------ DATA IN THIS EXERCISE ------

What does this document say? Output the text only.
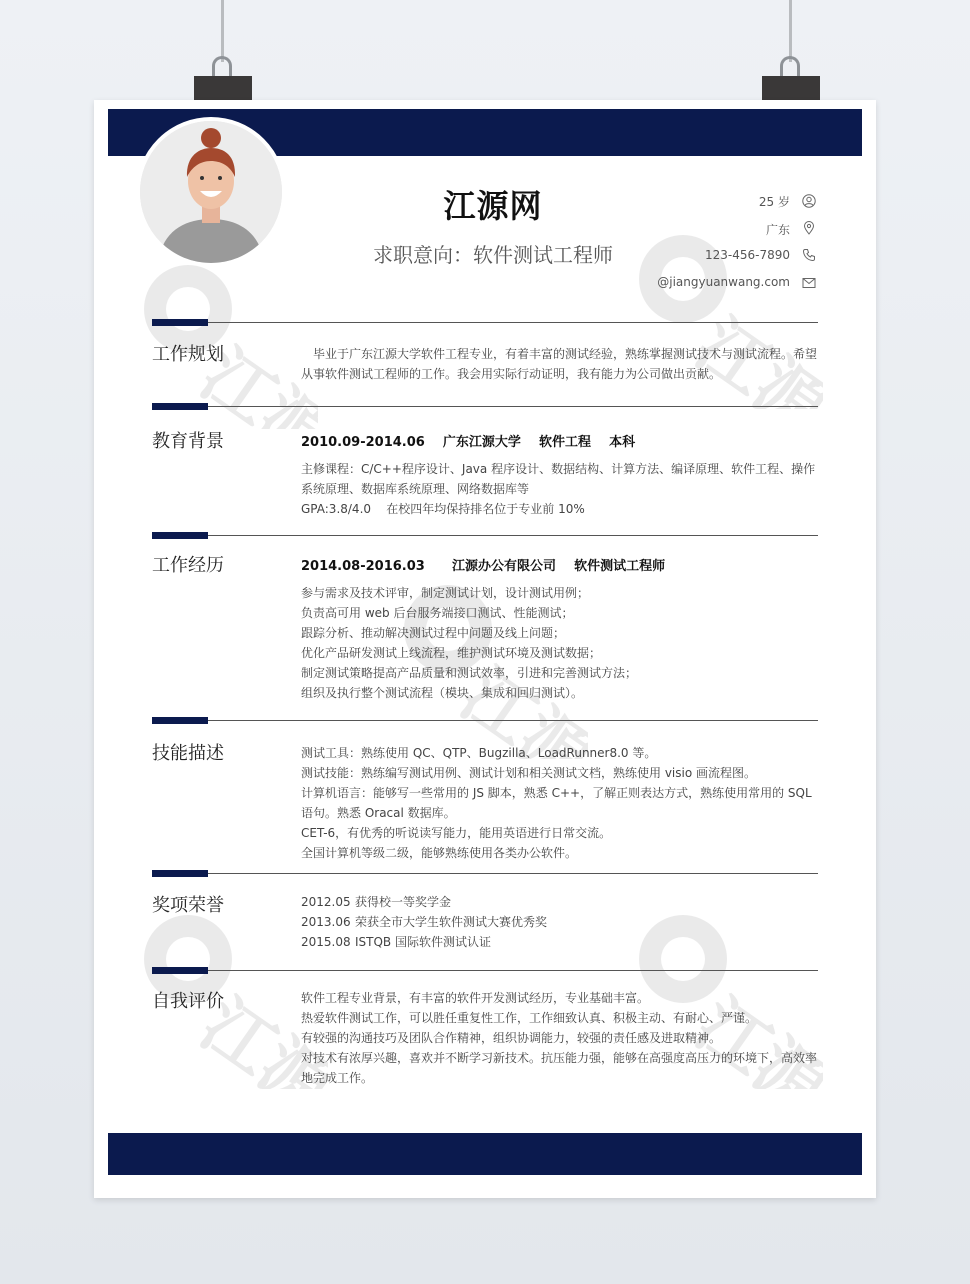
江源	江源
江源
江源	江源
江源网
求职意向：软件测试工程师
25 岁
广东
123-456-7890
@jiangyuanwang.com
工作规划	毕业于广东江源大学软件工程专业，有着丰富的测试经验，熟练掌握测试技术与测试流程。希望从事软件测试工程师的工作。我会用实际行动证明，我有能力为公司做出贡献。
教育背景	2010.09-2014.06    广东江源大学    软件工程    本科
主修课程：C/C++程序设计、Java 程序设计、数据结构、计算方法、编译原理、软件工程、操作系统原理、数据库系统原理、网络数据库等
GPA:3.8/4.0    在校四年均保持排名位于专业前 10%
工作经历	2014.08-2016.03      江源办公有限公司    软件测试工程师
参与需求及技术评审，制定测试计划，设计测试用例；
负责高可用 web 后台服务端接口测试、性能测试；
跟踪分析、推动解决测试过程中问题及线上问题；
优化产品研发测试上线流程，维护测试环境及测试数据；
制定测试策略提高产品质量和测试效率，引进和完善测试方法；
组织及执行整个测试流程（模块、集成和回归测试）。
技能描述	测试工具：熟练使用 QC、QTP、Bugzilla、LoadRunner8.0 等。
测试技能：熟练编写测试用例、测试计划和相关测试文档，熟练使用 visio 画流程图。
计算机语言：能够写一些常用的 JS 脚本，熟悉 C++，了解正则表达方式，熟练使用常用的 SQL 语句。熟悉 Oracal 数据库。
CET-6，有优秀的听说读写能力，能用英语进行日常交流。
全国计算机等级二级，能够熟练使用各类办公软件。
奖项荣誉	2012.05 获得校一等奖学金
2013.06 荣获全市大学生软件测试大赛优秀奖
2015.08 ISTQB 国际软件测试认证
自我评价	软件工程专业背景，有丰富的软件开发测试经历，专业基础丰富。
热爱软件测试工作，可以胜任重复性工作，工作细致认真、积极主动、有耐心、严谨。
有较强的沟通技巧及团队合作精神，组织协调能力，较强的责任感及进取精神。
对技术有浓厚兴趣，喜欢并不断学习新技术。抗压能力强，能够在高强度高压力的环境下，高效率地完成工作。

------

- [REQUIRED TASK]: In the copy, include no pictures; restate the listing above exactly.

- [ANSWER TO THE TASK]:
What does this document say? Output the text only.
江源	江源
江源
江源	江源
江源网
求职意向：软件测试工程师
25 岁
广东
123-456-7890
@jiangyuanwang.com
工作规划	毕业于广东江源大学软件工程专业，有着丰富的测试经验，熟练掌握测试技术与测试流程。希望从事软件测试工程师的工作。我会用实际行动证明，我有能力为公司做出贡献。
教育背景	2010.09-2014.06    广东江源大学    软件工程    本科
主修课程：C/C++程序设计、Java 程序设计、数据结构、计算方法、编译原理、软件工程、操作系统原理、数据库系统原理、网络数据库等
GPA:3.8/4.0    在校四年均保持排名位于专业前 10%
工作经历	2014.08-2016.03      江源办公有限公司    软件测试工程师
参与需求及技术评审，制定测试计划，设计测试用例；
负责高可用 web 后台服务端接口测试、性能测试；
跟踪分析、推动解决测试过程中问题及线上问题；
优化产品研发测试上线流程，维护测试环境及测试数据；
制定测试策略提高产品质量和测试效率，引进和完善测试方法；
组织及执行整个测试流程（模块、集成和回归测试）。
技能描述	测试工具：熟练使用 QC、QTP、Bugzilla、LoadRunner8.0 等。
测试技能：熟练编写测试用例、测试计划和相关测试文档，熟练使用 visio 画流程图。
计算机语言：能够写一些常用的 JS 脚本，熟悉 C++，了解正则表达方式，熟练使用常用的 SQL 语句。熟悉 Oracal 数据库。
CET-6，有优秀的听说读写能力，能用英语进行日常交流。
全国计算机等级二级，能够熟练使用各类办公软件。
奖项荣誉	2012.05 获得校一等奖学金
2013.06 荣获全市大学生软件测试大赛优秀奖
2015.08 ISTQB 国际软件测试认证
自我评价	软件工程专业背景，有丰富的软件开发测试经历，专业基础丰富。
热爱软件测试工作，可以胜任重复性工作，工作细致认真、积极主动、有耐心、严谨。
有较强的沟通技巧及团队合作精神，组织协调能力，较强的责任感及进取精神。
对技术有浓厚兴趣，喜欢并不断学习新技术。抗压能力强，能够在高强度高压力的环境下，高效率地完成工作。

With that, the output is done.